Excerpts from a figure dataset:
☆ ☆ ☆

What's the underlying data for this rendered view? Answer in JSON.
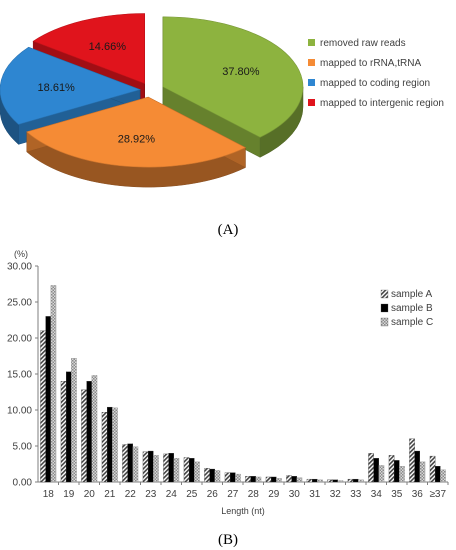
{
  "colors": {
    "removed": "#8DB33F",
    "rrna": "#F58B35",
    "coding": "#2E86D1",
    "intergenic": "#E0141C",
    "text": "#404040",
    "axis": "#7f7f7f",
    "sampleA": "#555555",
    "sampleB": "#000000",
    "sampleC": "#b5b5b5"
  },
  "panel_a": {
    "label": "(A)",
    "chart_data": {
      "type": "pie",
      "slices": [
        {
          "key": "removed",
          "name": "removed raw reads",
          "value": 37.8,
          "label": "37.80%"
        },
        {
          "key": "rrna",
          "name": "mapped to rRNA,tRNA",
          "value": 28.92,
          "label": "28.92%"
        },
        {
          "key": "coding",
          "name": "mapped to coding region",
          "value": 18.61,
          "label": "18.61%"
        },
        {
          "key": "intergenic",
          "name": "mapped to intergenic region",
          "value": 14.66,
          "label": "14.66%"
        }
      ],
      "legend_position": "right"
    }
  },
  "panel_b": {
    "label": "(B)",
    "chart_data": {
      "type": "bar",
      "ylabel": "(%)",
      "xlabel": "Length (nt)",
      "ylim": [
        0,
        30
      ],
      "yticks": [
        "0.00",
        "5.00",
        "10.00",
        "15.00",
        "20.00",
        "25.00",
        "30.00"
      ],
      "categories": [
        "18",
        "19",
        "20",
        "21",
        "22",
        "23",
        "24",
        "25",
        "26",
        "27",
        "28",
        "29",
        "30",
        "31",
        "32",
        "33",
        "34",
        "35",
        "36",
        "≥37"
      ],
      "series": [
        {
          "name": "sample A",
          "key": "sampleA",
          "values": [
            21.0,
            14.0,
            12.8,
            9.7,
            5.2,
            4.2,
            3.9,
            3.4,
            1.9,
            1.3,
            0.8,
            0.7,
            0.9,
            0.4,
            0.3,
            0.4,
            4.0,
            3.7,
            6.0,
            3.6
          ]
        },
        {
          "name": "sample B",
          "key": "sampleB",
          "values": [
            23.0,
            15.3,
            14.0,
            10.4,
            5.3,
            4.3,
            4.0,
            3.3,
            1.8,
            1.3,
            0.8,
            0.7,
            0.8,
            0.4,
            0.3,
            0.4,
            3.3,
            3.0,
            4.3,
            2.2
          ]
        },
        {
          "name": "sample C",
          "key": "sampleC",
          "values": [
            27.3,
            17.2,
            14.8,
            10.3,
            4.9,
            3.7,
            3.3,
            2.8,
            1.6,
            1.1,
            0.7,
            0.5,
            0.6,
            0.3,
            0.2,
            0.3,
            2.3,
            2.2,
            2.8,
            1.7
          ]
        }
      ],
      "legend_position": "top-right"
    }
  }
}
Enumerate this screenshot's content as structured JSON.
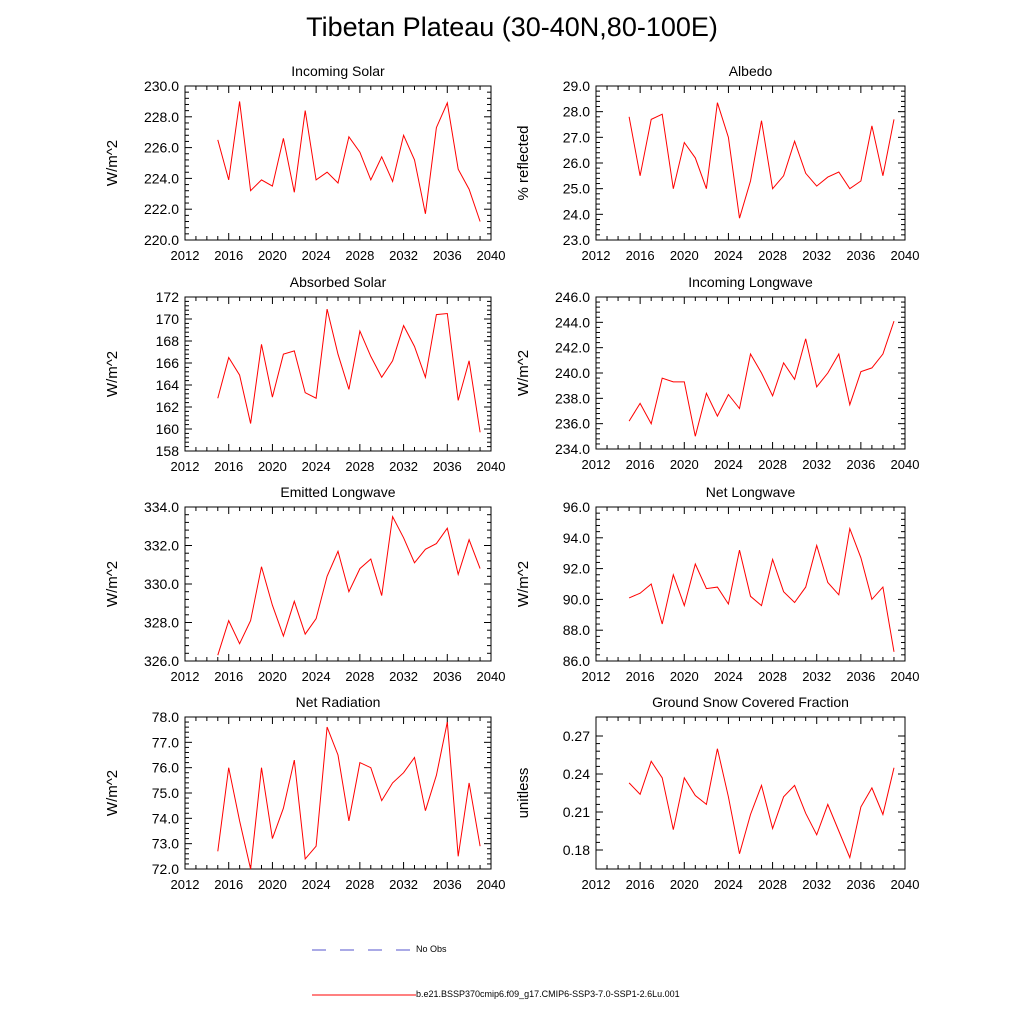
{
  "figure": {
    "title": "Tibetan Plateau (30-40N,80-100E)",
    "legend": {
      "no_obs_label": "No Obs",
      "model_label": "b.e21.BSSP370cmip6.f09_g17.CMIP6-SSP3-7.0-SSP1-2.6Lu.001",
      "no_obs_color": "#5555cc",
      "model_color": "#ff0000"
    }
  },
  "chart_data": [
    {
      "type": "line",
      "title": "Incoming Solar",
      "ylabel": "W/m^2",
      "xlim": [
        2012,
        2040
      ],
      "xticks": [
        "2012",
        "2016",
        "2020",
        "2024",
        "2028",
        "2032",
        "2036",
        "2040"
      ],
      "ylim": [
        220,
        230
      ],
      "yticks": [
        "220.0",
        "222.0",
        "224.0",
        "226.0",
        "228.0",
        "230.0"
      ],
      "x": [
        2015,
        2016,
        2017,
        2018,
        2019,
        2020,
        2021,
        2022,
        2023,
        2024,
        2025,
        2026,
        2027,
        2028,
        2029,
        2030,
        2031,
        2032,
        2033,
        2034,
        2035,
        2036,
        2037,
        2038,
        2039
      ],
      "series": [
        {
          "values": [
            226.5,
            223.9,
            229.0,
            223.2,
            223.9,
            223.5,
            226.6,
            223.1,
            228.4,
            223.9,
            224.4,
            223.7,
            226.7,
            225.7,
            223.9,
            225.4,
            223.8,
            226.8,
            225.2,
            221.7,
            227.3,
            228.9,
            224.6,
            223.3,
            221.2
          ],
          "color": "#ff0000"
        }
      ]
    },
    {
      "type": "line",
      "title": "Albedo",
      "ylabel": "% reflected",
      "xlim": [
        2012,
        2040
      ],
      "xticks": [
        "2012",
        "2016",
        "2020",
        "2024",
        "2028",
        "2032",
        "2036",
        "2040"
      ],
      "ylim": [
        23,
        29
      ],
      "yticks": [
        "23.0",
        "24.0",
        "25.0",
        "26.0",
        "27.0",
        "28.0",
        "29.0"
      ],
      "x": [
        2015,
        2016,
        2017,
        2018,
        2019,
        2020,
        2021,
        2022,
        2023,
        2024,
        2025,
        2026,
        2027,
        2028,
        2029,
        2030,
        2031,
        2032,
        2033,
        2034,
        2035,
        2036,
        2037,
        2038,
        2039
      ],
      "series": [
        {
          "values": [
            27.8,
            25.5,
            27.7,
            27.9,
            25.0,
            26.8,
            26.2,
            25.0,
            28.35,
            27.0,
            23.85,
            25.3,
            27.65,
            25.0,
            25.5,
            26.85,
            25.6,
            25.1,
            25.45,
            25.65,
            25.0,
            25.3,
            27.45,
            25.5,
            27.7
          ],
          "color": "#ff0000"
        }
      ]
    },
    {
      "type": "line",
      "title": "Absorbed Solar",
      "ylabel": "W/m^2",
      "xlim": [
        2012,
        2040
      ],
      "xticks": [
        "2012",
        "2016",
        "2020",
        "2024",
        "2028",
        "2032",
        "2036",
        "2040"
      ],
      "ylim": [
        158,
        172
      ],
      "yticks": [
        "158",
        "160",
        "162",
        "164",
        "166",
        "168",
        "170",
        "172"
      ],
      "x": [
        2015,
        2016,
        2017,
        2018,
        2019,
        2020,
        2021,
        2022,
        2023,
        2024,
        2025,
        2026,
        2027,
        2028,
        2029,
        2030,
        2031,
        2032,
        2033,
        2034,
        2035,
        2036,
        2037,
        2038,
        2039
      ],
      "series": [
        {
          "values": [
            162.8,
            166.5,
            164.9,
            160.5,
            167.7,
            162.9,
            166.8,
            167.1,
            163.3,
            162.8,
            170.9,
            166.8,
            163.6,
            168.9,
            166.6,
            164.7,
            166.2,
            169.4,
            167.5,
            164.7,
            170.4,
            170.5,
            162.6,
            166.2,
            159.7
          ],
          "color": "#ff0000"
        }
      ]
    },
    {
      "type": "line",
      "title": "Incoming Longwave",
      "ylabel": "W/m^2",
      "xlim": [
        2012,
        2040
      ],
      "xticks": [
        "2012",
        "2016",
        "2020",
        "2024",
        "2028",
        "2032",
        "2036",
        "2040"
      ],
      "ylim": [
        234,
        246
      ],
      "yticks": [
        "234.0",
        "236.0",
        "238.0",
        "240.0",
        "242.0",
        "244.0",
        "246.0"
      ],
      "x": [
        2015,
        2016,
        2017,
        2018,
        2019,
        2020,
        2021,
        2022,
        2023,
        2024,
        2025,
        2026,
        2027,
        2028,
        2029,
        2030,
        2031,
        2032,
        2033,
        2034,
        2035,
        2036,
        2037,
        2038,
        2039
      ],
      "series": [
        {
          "values": [
            236.2,
            237.6,
            236.0,
            239.6,
            239.3,
            239.3,
            235.0,
            238.4,
            236.6,
            238.3,
            237.2,
            241.5,
            240.0,
            238.2,
            240.8,
            239.5,
            242.7,
            238.9,
            240.0,
            241.5,
            237.5,
            240.1,
            240.4,
            241.5,
            244.1
          ],
          "color": "#ff0000"
        }
      ]
    },
    {
      "type": "line",
      "title": "Emitted Longwave",
      "ylabel": "W/m^2",
      "xlim": [
        2012,
        2040
      ],
      "xticks": [
        "2012",
        "2016",
        "2020",
        "2024",
        "2028",
        "2032",
        "2036",
        "2040"
      ],
      "ylim": [
        326,
        334
      ],
      "yticks": [
        "326.0",
        "328.0",
        "330.0",
        "332.0",
        "334.0"
      ],
      "x": [
        2015,
        2016,
        2017,
        2018,
        2019,
        2020,
        2021,
        2022,
        2023,
        2024,
        2025,
        2026,
        2027,
        2028,
        2029,
        2030,
        2031,
        2032,
        2033,
        2034,
        2035,
        2036,
        2037,
        2038,
        2039
      ],
      "series": [
        {
          "values": [
            326.3,
            328.1,
            326.9,
            328.1,
            330.9,
            328.9,
            327.3,
            329.1,
            327.4,
            328.2,
            330.4,
            331.7,
            329.6,
            330.8,
            331.3,
            329.4,
            333.5,
            332.4,
            331.1,
            331.8,
            332.1,
            332.9,
            330.5,
            332.3,
            330.8
          ],
          "color": "#ff0000"
        }
      ]
    },
    {
      "type": "line",
      "title": "Net Longwave",
      "ylabel": "W/m^2",
      "xlim": [
        2012,
        2040
      ],
      "xticks": [
        "2012",
        "2016",
        "2020",
        "2024",
        "2028",
        "2032",
        "2036",
        "2040"
      ],
      "ylim": [
        86,
        96
      ],
      "yticks": [
        "86.0",
        "88.0",
        "90.0",
        "92.0",
        "94.0",
        "96.0"
      ],
      "x": [
        2015,
        2016,
        2017,
        2018,
        2019,
        2020,
        2021,
        2022,
        2023,
        2024,
        2025,
        2026,
        2027,
        2028,
        2029,
        2030,
        2031,
        2032,
        2033,
        2034,
        2035,
        2036,
        2037,
        2038,
        2039
      ],
      "series": [
        {
          "values": [
            90.1,
            90.4,
            91.0,
            88.4,
            91.6,
            89.6,
            92.3,
            90.7,
            90.8,
            89.7,
            93.2,
            90.2,
            89.6,
            92.6,
            90.5,
            89.8,
            90.8,
            93.5,
            91.1,
            90.3,
            94.6,
            92.7,
            90.0,
            90.8,
            86.6
          ],
          "color": "#ff0000"
        }
      ]
    },
    {
      "type": "line",
      "title": "Net Radiation",
      "ylabel": "W/m^2",
      "xlim": [
        2012,
        2040
      ],
      "xticks": [
        "2012",
        "2016",
        "2020",
        "2024",
        "2028",
        "2032",
        "2036",
        "2040"
      ],
      "ylim": [
        72,
        78
      ],
      "yticks": [
        "72.0",
        "73.0",
        "74.0",
        "75.0",
        "76.0",
        "77.0",
        "78.0"
      ],
      "x": [
        2015,
        2016,
        2017,
        2018,
        2019,
        2020,
        2021,
        2022,
        2023,
        2024,
        2025,
        2026,
        2027,
        2028,
        2029,
        2030,
        2031,
        2032,
        2033,
        2034,
        2035,
        2036,
        2037,
        2038,
        2039
      ],
      "series": [
        {
          "values": [
            72.7,
            76.0,
            73.9,
            72.0,
            76.0,
            73.2,
            74.4,
            76.3,
            72.4,
            72.9,
            77.6,
            76.5,
            73.9,
            76.2,
            76.0,
            74.7,
            75.4,
            75.8,
            76.4,
            74.3,
            75.7,
            77.8,
            72.5,
            75.4,
            72.9
          ],
          "color": "#ff0000"
        }
      ]
    },
    {
      "type": "line",
      "title": "Ground Snow Covered Fraction",
      "ylabel": "unitless",
      "xlim": [
        2012,
        2040
      ],
      "xticks": [
        "2012",
        "2016",
        "2020",
        "2024",
        "2028",
        "2032",
        "2036",
        "2040"
      ],
      "ylim": [
        0.165,
        0.285
      ],
      "yticks": [
        "0.18",
        "0.21",
        "0.24",
        "0.27"
      ],
      "ytick_values": [
        0.18,
        0.21,
        0.24,
        0.27
      ],
      "x": [
        2015,
        2016,
        2017,
        2018,
        2019,
        2020,
        2021,
        2022,
        2023,
        2024,
        2025,
        2026,
        2027,
        2028,
        2029,
        2030,
        2031,
        2032,
        2033,
        2034,
        2035,
        2036,
        2037,
        2038,
        2039
      ],
      "series": [
        {
          "values": [
            0.233,
            0.224,
            0.25,
            0.237,
            0.196,
            0.237,
            0.223,
            0.216,
            0.26,
            0.222,
            0.177,
            0.208,
            0.231,
            0.197,
            0.222,
            0.231,
            0.209,
            0.192,
            0.216,
            0.195,
            0.174,
            0.214,
            0.229,
            0.208,
            0.245
          ],
          "color": "#ff0000"
        }
      ]
    }
  ]
}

☆ ☆ ☆

AIM OF THE EXERCISE> Looking at the records above, work out how many lines include the string "JSON". Give the number and nothing else.

FINISHED TASK> 2